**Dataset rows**

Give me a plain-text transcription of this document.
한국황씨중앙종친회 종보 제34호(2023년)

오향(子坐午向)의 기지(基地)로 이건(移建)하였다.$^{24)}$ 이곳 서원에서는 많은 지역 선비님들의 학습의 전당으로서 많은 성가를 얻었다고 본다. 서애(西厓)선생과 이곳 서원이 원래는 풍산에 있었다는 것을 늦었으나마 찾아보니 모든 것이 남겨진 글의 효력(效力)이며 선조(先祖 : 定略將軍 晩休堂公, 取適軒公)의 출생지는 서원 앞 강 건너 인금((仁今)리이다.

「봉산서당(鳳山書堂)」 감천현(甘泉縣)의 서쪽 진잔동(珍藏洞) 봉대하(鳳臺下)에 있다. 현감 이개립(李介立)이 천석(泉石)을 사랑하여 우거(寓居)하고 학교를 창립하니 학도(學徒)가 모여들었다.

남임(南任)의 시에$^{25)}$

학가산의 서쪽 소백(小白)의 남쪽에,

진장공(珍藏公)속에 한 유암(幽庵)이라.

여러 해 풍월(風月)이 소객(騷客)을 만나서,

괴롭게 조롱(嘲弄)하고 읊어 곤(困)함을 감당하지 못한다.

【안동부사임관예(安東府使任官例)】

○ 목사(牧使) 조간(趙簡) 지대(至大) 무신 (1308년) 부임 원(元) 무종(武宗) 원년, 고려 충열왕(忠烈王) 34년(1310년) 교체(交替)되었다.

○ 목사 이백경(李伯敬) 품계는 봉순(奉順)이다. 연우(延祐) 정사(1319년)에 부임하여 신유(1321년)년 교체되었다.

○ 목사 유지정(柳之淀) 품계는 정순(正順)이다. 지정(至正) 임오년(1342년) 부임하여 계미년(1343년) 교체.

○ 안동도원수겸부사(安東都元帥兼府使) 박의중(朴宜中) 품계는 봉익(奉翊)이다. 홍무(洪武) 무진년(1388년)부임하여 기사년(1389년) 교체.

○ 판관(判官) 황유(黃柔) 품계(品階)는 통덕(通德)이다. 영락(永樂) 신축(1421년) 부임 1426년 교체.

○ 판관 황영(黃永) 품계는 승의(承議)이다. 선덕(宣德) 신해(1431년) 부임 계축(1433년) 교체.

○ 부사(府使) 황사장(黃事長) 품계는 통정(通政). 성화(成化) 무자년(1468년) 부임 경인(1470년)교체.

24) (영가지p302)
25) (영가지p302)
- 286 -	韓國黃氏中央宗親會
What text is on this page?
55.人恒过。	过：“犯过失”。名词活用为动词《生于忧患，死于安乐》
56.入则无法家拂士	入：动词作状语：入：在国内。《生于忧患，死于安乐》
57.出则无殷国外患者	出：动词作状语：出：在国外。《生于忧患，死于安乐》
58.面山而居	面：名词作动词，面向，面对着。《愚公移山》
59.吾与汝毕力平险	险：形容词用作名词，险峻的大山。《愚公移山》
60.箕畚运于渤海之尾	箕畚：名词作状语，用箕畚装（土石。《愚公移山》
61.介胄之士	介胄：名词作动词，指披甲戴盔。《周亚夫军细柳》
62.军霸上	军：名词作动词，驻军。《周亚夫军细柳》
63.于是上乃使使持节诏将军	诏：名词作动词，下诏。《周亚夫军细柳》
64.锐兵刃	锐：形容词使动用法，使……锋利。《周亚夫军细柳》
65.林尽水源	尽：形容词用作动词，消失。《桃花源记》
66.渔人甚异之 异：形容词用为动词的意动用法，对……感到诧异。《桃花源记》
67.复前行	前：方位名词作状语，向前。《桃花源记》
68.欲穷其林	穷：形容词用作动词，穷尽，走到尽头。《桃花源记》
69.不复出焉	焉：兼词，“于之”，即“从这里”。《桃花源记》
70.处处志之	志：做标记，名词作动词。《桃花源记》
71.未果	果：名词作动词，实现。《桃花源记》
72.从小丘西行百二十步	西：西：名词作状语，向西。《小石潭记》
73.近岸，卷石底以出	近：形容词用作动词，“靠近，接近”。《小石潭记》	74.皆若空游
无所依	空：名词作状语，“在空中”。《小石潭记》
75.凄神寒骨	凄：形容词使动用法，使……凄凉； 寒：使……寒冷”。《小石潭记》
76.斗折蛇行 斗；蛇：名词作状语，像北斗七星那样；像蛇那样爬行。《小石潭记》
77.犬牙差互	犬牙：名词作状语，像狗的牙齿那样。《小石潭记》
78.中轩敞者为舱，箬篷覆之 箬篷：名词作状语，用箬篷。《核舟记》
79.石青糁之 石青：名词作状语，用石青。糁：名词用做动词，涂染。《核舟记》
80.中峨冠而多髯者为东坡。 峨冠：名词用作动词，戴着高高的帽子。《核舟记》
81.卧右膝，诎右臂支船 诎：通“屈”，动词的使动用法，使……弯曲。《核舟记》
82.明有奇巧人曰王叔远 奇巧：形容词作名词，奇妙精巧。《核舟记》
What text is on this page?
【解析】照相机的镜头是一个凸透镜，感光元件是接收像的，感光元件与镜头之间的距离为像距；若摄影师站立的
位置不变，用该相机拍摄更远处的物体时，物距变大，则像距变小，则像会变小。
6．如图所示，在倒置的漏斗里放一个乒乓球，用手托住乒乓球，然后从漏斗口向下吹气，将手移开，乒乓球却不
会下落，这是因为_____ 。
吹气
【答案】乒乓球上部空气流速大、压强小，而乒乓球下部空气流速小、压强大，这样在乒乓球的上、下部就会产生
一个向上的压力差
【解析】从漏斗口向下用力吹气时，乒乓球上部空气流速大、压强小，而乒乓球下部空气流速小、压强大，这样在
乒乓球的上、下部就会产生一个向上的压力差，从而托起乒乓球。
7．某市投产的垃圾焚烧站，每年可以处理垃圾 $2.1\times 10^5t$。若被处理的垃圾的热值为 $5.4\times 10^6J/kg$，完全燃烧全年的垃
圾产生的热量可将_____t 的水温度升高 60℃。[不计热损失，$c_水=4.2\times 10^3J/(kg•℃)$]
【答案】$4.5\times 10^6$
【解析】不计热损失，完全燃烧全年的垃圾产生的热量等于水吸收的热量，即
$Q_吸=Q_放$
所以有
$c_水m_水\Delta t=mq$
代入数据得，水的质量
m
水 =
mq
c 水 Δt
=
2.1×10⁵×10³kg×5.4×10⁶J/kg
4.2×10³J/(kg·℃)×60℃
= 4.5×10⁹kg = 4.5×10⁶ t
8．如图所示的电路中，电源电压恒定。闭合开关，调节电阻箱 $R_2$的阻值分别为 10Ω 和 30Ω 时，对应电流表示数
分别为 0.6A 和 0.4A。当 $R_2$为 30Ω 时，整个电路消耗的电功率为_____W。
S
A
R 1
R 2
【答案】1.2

**Work to complete**
The answer is one number: how many lines of the material above contain "乒乓球上部空气流速大".

**Answer to the problem**
2